### EXERCISE DIRECTIONS
Work out how many lines of the listing hold the string "this", then answer with that number and nothing else.

### SUPPLIED MATERIAL

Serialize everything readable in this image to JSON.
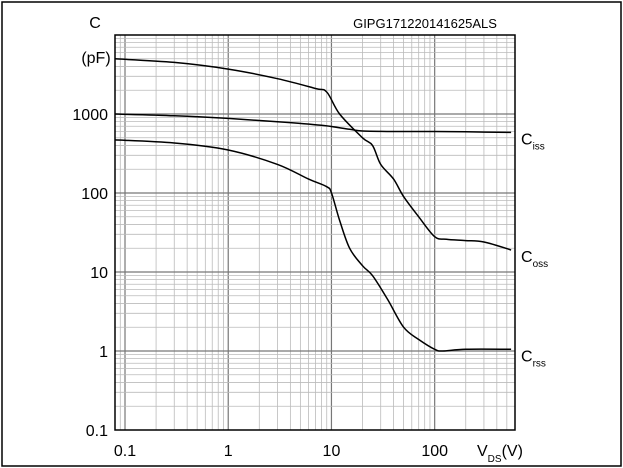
{
  "chart_data": {
    "type": "line",
    "figure_id": "GIPG171220141625ALS",
    "x_scale": "log",
    "y_scale": "log",
    "xlim": [
      0.08,
      600
    ],
    "ylim": [
      0.1,
      10000
    ],
    "grid": true,
    "y_title": "C",
    "y_unit": "(pF)",
    "x_title_main": "V",
    "x_title_sub": "DS",
    "x_title_unit": "(V)",
    "x_ticks": [
      {
        "v": 0.1,
        "label": "0.1"
      },
      {
        "v": 1,
        "label": "1"
      },
      {
        "v": 10,
        "label": "10"
      },
      {
        "v": 100,
        "label": "100"
      }
    ],
    "y_ticks": [
      {
        "v": 0.1,
        "label": "0.1"
      },
      {
        "v": 1,
        "label": "1"
      },
      {
        "v": 10,
        "label": "10"
      },
      {
        "v": 100,
        "label": "100"
      },
      {
        "v": 1000,
        "label": "1000"
      }
    ],
    "series": [
      {
        "main": "C",
        "sub": "iss",
        "points": [
          [
            0.08,
            1000
          ],
          [
            0.3,
            950
          ],
          [
            1,
            880
          ],
          [
            3,
            800
          ],
          [
            8,
            720
          ],
          [
            15,
            640
          ],
          [
            20,
            610
          ],
          [
            40,
            600
          ],
          [
            100,
            600
          ],
          [
            200,
            595
          ],
          [
            550,
            585
          ]
        ]
      },
      {
        "main": "C",
        "sub": "oss",
        "points": [
          [
            0.08,
            5000
          ],
          [
            0.3,
            4500
          ],
          [
            1,
            3700
          ],
          [
            3,
            2800
          ],
          [
            7,
            2100
          ],
          [
            9,
            1900
          ],
          [
            12,
            1000
          ],
          [
            20,
            500
          ],
          [
            25,
            400
          ],
          [
            30,
            230
          ],
          [
            40,
            150
          ],
          [
            50,
            90
          ],
          [
            70,
            50
          ],
          [
            100,
            28
          ],
          [
            130,
            26
          ],
          [
            200,
            25
          ],
          [
            300,
            24
          ],
          [
            550,
            19
          ]
        ]
      },
      {
        "main": "C",
        "sub": "rss",
        "points": [
          [
            0.08,
            470
          ],
          [
            0.3,
            430
          ],
          [
            1,
            350
          ],
          [
            3,
            230
          ],
          [
            6,
            150
          ],
          [
            9,
            120
          ],
          [
            10,
            100
          ],
          [
            12,
            45
          ],
          [
            15,
            20
          ],
          [
            20,
            12
          ],
          [
            25,
            9
          ],
          [
            35,
            4.5
          ],
          [
            50,
            2
          ],
          [
            70,
            1.4
          ],
          [
            100,
            1.05
          ],
          [
            120,
            1.0
          ],
          [
            200,
            1.05
          ],
          [
            550,
            1.05
          ]
        ]
      }
    ]
  }
}
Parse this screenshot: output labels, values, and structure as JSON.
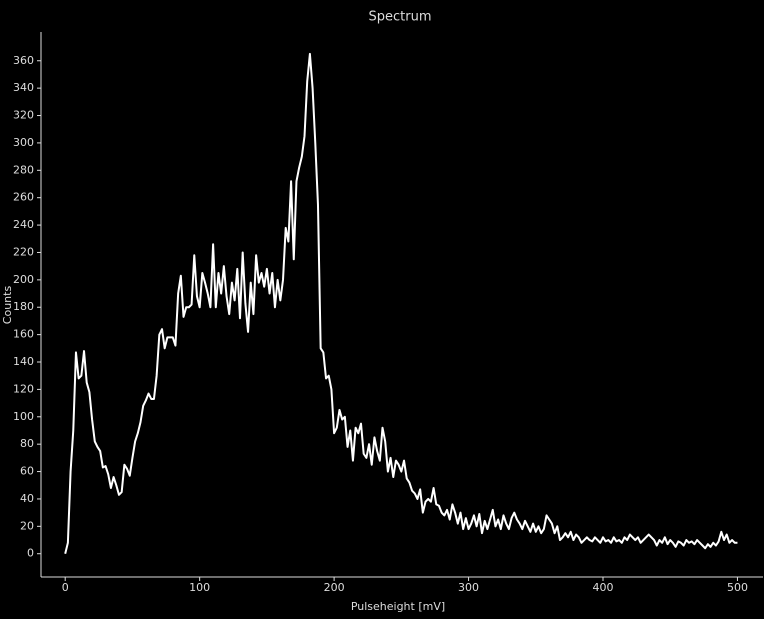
{
  "chart_data": {
    "type": "line",
    "title": "Spectrum",
    "x_label": "Pulseheight [mV]",
    "y_label": "Counts",
    "color": "#ffffff",
    "x": [
      0,
      2,
      4,
      6,
      8,
      10,
      12,
      14,
      16,
      18,
      20,
      22,
      24,
      26,
      28,
      30,
      32,
      34,
      36,
      38,
      40,
      42,
      44,
      46,
      48,
      50,
      52,
      54,
      56,
      58,
      60,
      62,
      64,
      66,
      68,
      70,
      72,
      74,
      76,
      78,
      80,
      82,
      84,
      86,
      88,
      90,
      92,
      94,
      96,
      98,
      100,
      102,
      104,
      106,
      108,
      110,
      112,
      114,
      116,
      118,
      120,
      122,
      124,
      126,
      128,
      130,
      132,
      134,
      136,
      138,
      140,
      142,
      144,
      146,
      148,
      150,
      152,
      154,
      156,
      158,
      160,
      162,
      164,
      166,
      168,
      170,
      172,
      174,
      176,
      178,
      180,
      182,
      184,
      186,
      188,
      190,
      192,
      194,
      196,
      198,
      200,
      202,
      204,
      206,
      208,
      210,
      212,
      214,
      216,
      218,
      220,
      222,
      224,
      226,
      228,
      230,
      232,
      234,
      236,
      238,
      240,
      242,
      244,
      246,
      248,
      250,
      252,
      254,
      256,
      258,
      260,
      262,
      264,
      266,
      268,
      270,
      272,
      274,
      276,
      278,
      280,
      282,
      284,
      286,
      288,
      290,
      292,
      294,
      296,
      298,
      300,
      302,
      304,
      306,
      308,
      310,
      312,
      314,
      316,
      318,
      320,
      322,
      324,
      326,
      328,
      330,
      332,
      334,
      336,
      338,
      340,
      342,
      344,
      346,
      348,
      350,
      352,
      354,
      356,
      358,
      360,
      362,
      364,
      366,
      368,
      370,
      372,
      374,
      376,
      378,
      380,
      382,
      384,
      386,
      388,
      390,
      392,
      394,
      396,
      398,
      400,
      402,
      404,
      406,
      408,
      410,
      412,
      414,
      416,
      418,
      420,
      422,
      424,
      426,
      428,
      430,
      432,
      434,
      436,
      438,
      440,
      442,
      444,
      446,
      448,
      450,
      452,
      454,
      456,
      458,
      460,
      462,
      464,
      466,
      468,
      470,
      472,
      474,
      476,
      478,
      480,
      482,
      484,
      486,
      488,
      490,
      492,
      494,
      496,
      498,
      500
    ],
    "values": [
      0,
      8,
      60,
      90,
      147,
      128,
      130,
      148,
      125,
      118,
      98,
      82,
      78,
      75,
      63,
      64,
      58,
      48,
      56,
      50,
      43,
      45,
      65,
      62,
      57,
      70,
      82,
      88,
      96,
      108,
      112,
      117,
      113,
      113,
      130,
      160,
      164,
      150,
      158,
      158,
      158,
      152,
      190,
      203,
      173,
      180,
      180,
      182,
      218,
      188,
      180,
      205,
      198,
      190,
      180,
      226,
      180,
      205,
      190,
      210,
      188,
      175,
      198,
      185,
      208,
      172,
      220,
      183,
      162,
      198,
      175,
      218,
      198,
      205,
      195,
      208,
      190,
      205,
      180,
      200,
      185,
      200,
      238,
      228,
      272,
      215,
      272,
      282,
      290,
      305,
      345,
      365,
      340,
      300,
      255,
      150,
      147,
      128,
      130,
      120,
      88,
      92,
      105,
      98,
      100,
      78,
      90,
      68,
      92,
      88,
      95,
      73,
      70,
      80,
      65,
      85,
      75,
      68,
      92,
      82,
      60,
      70,
      56,
      68,
      65,
      60,
      68,
      55,
      52,
      46,
      44,
      40,
      47,
      30,
      38,
      40,
      38,
      48,
      36,
      35,
      30,
      28,
      32,
      25,
      36,
      30,
      22,
      30,
      18,
      26,
      18,
      22,
      28,
      20,
      29,
      15,
      24,
      18,
      25,
      32,
      20,
      25,
      18,
      28,
      22,
      18,
      26,
      30,
      25,
      22,
      18,
      24,
      20,
      16,
      22,
      16,
      20,
      15,
      18,
      28,
      25,
      22,
      15,
      20,
      10,
      12,
      15,
      12,
      16,
      10,
      14,
      12,
      8,
      10,
      12,
      10,
      9,
      12,
      10,
      8,
      12,
      9,
      10,
      8,
      12,
      9,
      10,
      8,
      12,
      10,
      14,
      12,
      10,
      12,
      8,
      10,
      12,
      14,
      12,
      10,
      6,
      10,
      8,
      12,
      7,
      10,
      8,
      5,
      9,
      8,
      6,
      10,
      8,
      9,
      7,
      10,
      8,
      6,
      4,
      7,
      5,
      8,
      6,
      9,
      16,
      10,
      14,
      8,
      10,
      8,
      8
    ],
    "xlim": [
      -18,
      519
    ],
    "ylim": [
      -17,
      381
    ],
    "xticks": [
      0,
      100,
      200,
      300,
      400,
      500
    ],
    "yticks": [
      0,
      20,
      40,
      60,
      80,
      100,
      120,
      140,
      160,
      180,
      200,
      220,
      240,
      260,
      280,
      300,
      320,
      340,
      360
    ]
  }
}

### IN RESPONSE
2